## WRITTEN REQUEST
Quote the lines of the listing below word for word, starting at the line containing "suggestions-label: suggestions <box>682" and ending at the line containing "app-icon <box>573 207 603 237</box>".

:: GIVEN ENTRIES ::

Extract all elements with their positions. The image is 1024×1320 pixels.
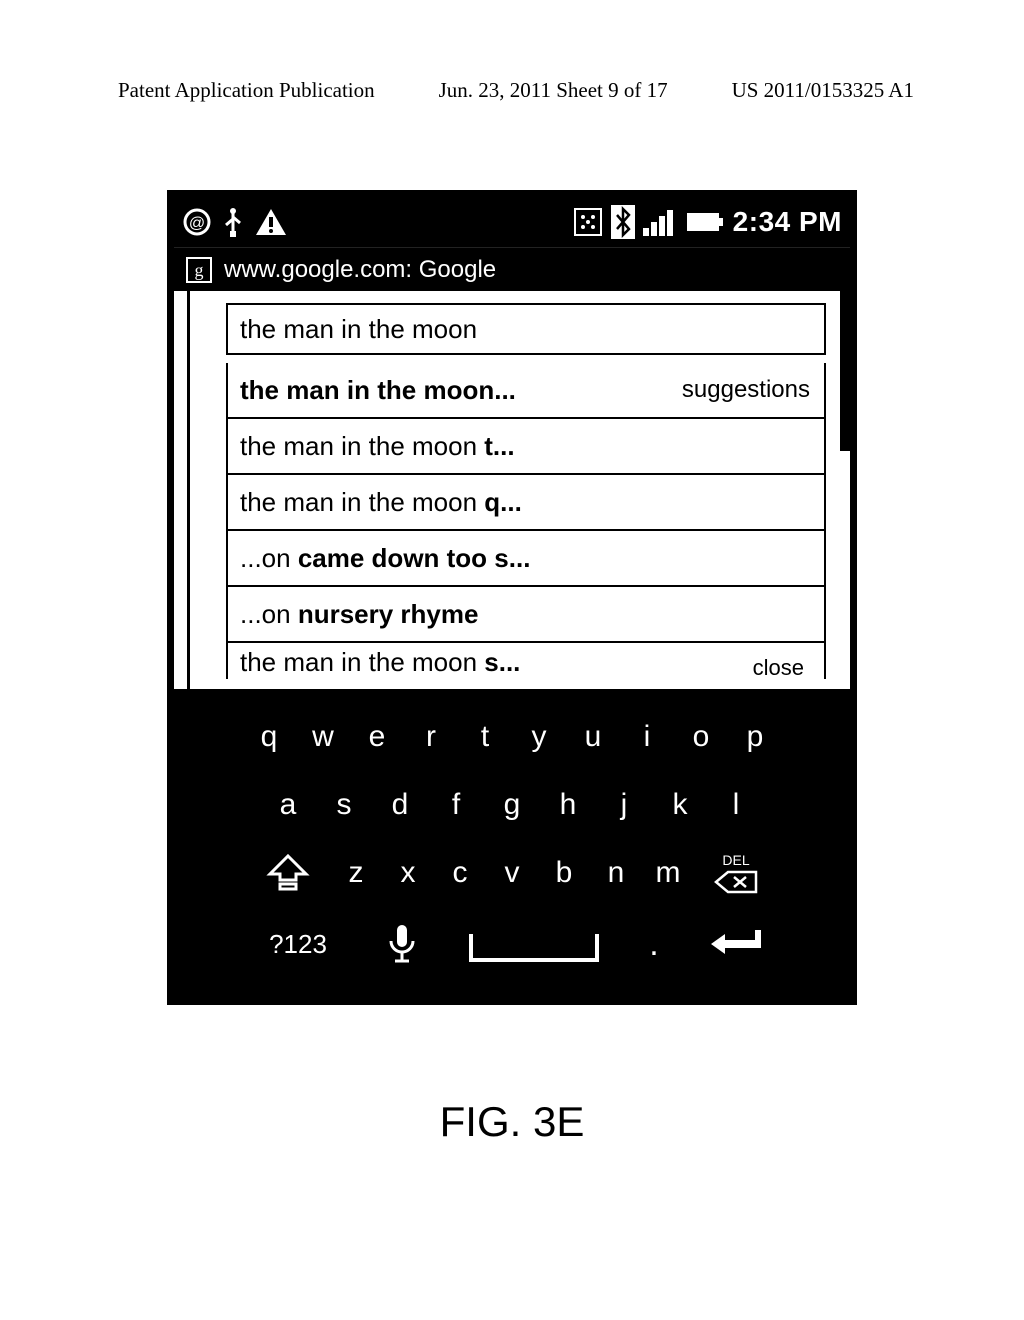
suggestions-label: suggestions <box>682 376 810 404</box>
suggestion-text: the man in the moon... <box>240 375 516 406</box>
at-icon: @ <box>182 207 212 237</box>
keyboard-row-1: q w e r t y u i o p <box>174 703 850 771</box>
header-left: Patent Application Publication <box>118 78 375 103</box>
suggestion-row[interactable]: the man in the moon t... <box>226 419 826 475</box>
usb-icon <box>222 205 244 239</box>
suggestion-text: the man in the moon t... <box>240 431 515 462</box>
delete-label: DEL <box>722 852 749 868</box>
soft-keyboard: q w e r t y u i o p a s d f g h j k l z <box>174 689 850 1005</box>
key-d[interactable]: d <box>387 788 413 822</box>
figure-label: FIG. 3E <box>0 1098 1024 1146</box>
key-z[interactable]: z <box>343 856 369 890</box>
scrollbar-thumb[interactable] <box>840 291 850 451</box>
suggestion-text: the man in the moon s... <box>240 647 520 678</box>
enter-key[interactable] <box>709 928 763 960</box>
battery-icon <box>685 211 725 233</box>
suggestion-row[interactable]: ...on came down too s... <box>226 531 826 587</box>
key-i[interactable]: i <box>634 720 660 754</box>
key-w[interactable]: w <box>310 720 336 754</box>
suggestion-row[interactable]: ...on nursery rhyme <box>226 587 826 643</box>
search-query-text: the man in the moon <box>240 314 477 345</box>
app-icon <box>573 207 603 237</box>
suggestion-text: ...on nursery rhyme <box>240 599 478 630</box>
period-key[interactable]: . <box>639 925 669 964</box>
key-s[interactable]: s <box>331 788 357 822</box>
suggestion-text: ...on came down too s... <box>240 543 530 574</box>
status-bar: @ 2:34 PM <box>174 197 850 247</box>
key-u[interactable]: u <box>580 720 606 754</box>
space-key[interactable] <box>469 934 599 962</box>
enter-icon <box>709 928 763 960</box>
suggestions-panel: the man in the moon the man in the moon.… <box>226 303 826 679</box>
key-k[interactable]: k <box>667 788 693 822</box>
key-b[interactable]: b <box>551 856 577 890</box>
key-x[interactable]: x <box>395 856 421 890</box>
key-l[interactable]: l <box>723 788 749 822</box>
keyboard-row-2: a s d f g h j k l <box>174 771 850 839</box>
favicon: g <box>186 257 212 283</box>
shift-key[interactable] <box>259 854 317 892</box>
suggestion-row[interactable]: the man in the moon... suggestions <box>226 363 826 419</box>
key-j[interactable]: j <box>611 788 637 822</box>
close-label[interactable]: close <box>753 655 804 679</box>
key-r[interactable]: r <box>418 720 444 754</box>
suggestion-text: the man in the moon q... <box>240 487 522 518</box>
key-y[interactable]: y <box>526 720 552 754</box>
key-p[interactable]: p <box>742 720 768 754</box>
browser-content: the man in the moon the man in the moon.… <box>174 291 850 689</box>
key-v[interactable]: v <box>499 856 525 890</box>
key-q[interactable]: q <box>256 720 282 754</box>
key-e[interactable]: e <box>364 720 390 754</box>
signal-icon <box>643 208 677 236</box>
left-gutter <box>174 291 190 689</box>
header-right: US 2011/0153325 A1 <box>732 78 914 103</box>
numbers-key[interactable]: ?123 <box>261 929 335 960</box>
suggestion-row[interactable]: the man in the moon q... <box>226 475 826 531</box>
keyboard-row-3: z x c v b n m DEL <box>174 839 850 907</box>
key-n[interactable]: n <box>603 856 629 890</box>
bluetooth-icon <box>611 205 635 239</box>
key-o[interactable]: o <box>688 720 714 754</box>
key-t[interactable]: t <box>472 720 498 754</box>
shift-icon <box>266 854 310 892</box>
svg-text:@: @ <box>189 215 205 232</box>
header-mid: Jun. 23, 2011 Sheet 9 of 17 <box>439 78 668 103</box>
key-f[interactable]: f <box>443 788 469 822</box>
suggestion-row[interactable]: the man in the moon s... close <box>226 643 826 679</box>
warning-icon <box>254 207 288 237</box>
key-m[interactable]: m <box>655 856 681 890</box>
keyboard-row-4: ?123 . <box>174 907 850 981</box>
key-g[interactable]: g <box>499 788 525 822</box>
phone-frame: @ 2:34 PM g www. <box>167 190 857 1005</box>
clock-text: 2:34 PM <box>733 206 842 238</box>
delete-key[interactable]: DEL <box>707 852 765 894</box>
microphone-icon <box>385 923 419 965</box>
url-bar[interactable]: g www.google.com: Google <box>174 247 850 291</box>
url-text: www.google.com: Google <box>224 256 496 284</box>
key-c[interactable]: c <box>447 856 473 890</box>
key-h[interactable]: h <box>555 788 581 822</box>
status-icons-right: 2:34 PM <box>573 205 842 239</box>
status-icons-left: @ <box>182 205 288 239</box>
key-a[interactable]: a <box>275 788 301 822</box>
backspace-icon <box>714 870 758 894</box>
mic-key[interactable] <box>375 923 429 965</box>
patent-header: Patent Application Publication Jun. 23, … <box>0 78 1024 103</box>
search-input[interactable]: the man in the moon <box>226 303 826 355</box>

:::

## OUTPUT
suggestions-label: suggestions <box>682 376 810 404</box>
suggestion-text: the man in the moon... <box>240 375 516 406</box>
at-icon: @ <box>182 207 212 237</box>
keyboard-row-1: q w e r t y u i o p <box>174 703 850 771</box>
header-left: Patent Application Publication <box>118 78 375 103</box>
suggestion-row[interactable]: the man in the moon t... <box>226 419 826 475</box>
usb-icon <box>222 205 244 239</box>
suggestion-text: the man in the moon t... <box>240 431 515 462</box>
delete-label: DEL <box>722 852 749 868</box>
soft-keyboard: q w e r t y u i o p a s d f g h j k l z <box>174 689 850 1005</box>
key-d[interactable]: d <box>387 788 413 822</box>
figure-label: FIG. 3E <box>0 1098 1024 1146</box>
key-z[interactable]: z <box>343 856 369 890</box>
scrollbar-thumb[interactable] <box>840 291 850 451</box>
suggestion-text: the man in the moon s... <box>240 647 520 678</box>
enter-key[interactable] <box>709 928 763 960</box>
battery-icon <box>685 211 725 233</box>
suggestion-row[interactable]: ...on came down too s... <box>226 531 826 587</box>
key-i[interactable]: i <box>634 720 660 754</box>
key-w[interactable]: w <box>310 720 336 754</box>
suggestion-row[interactable]: ...on nursery rhyme <box>226 587 826 643</box>
search-query-text: the man in the moon <box>240 314 477 345</box>
app-icon <box>573 207 603 237</box>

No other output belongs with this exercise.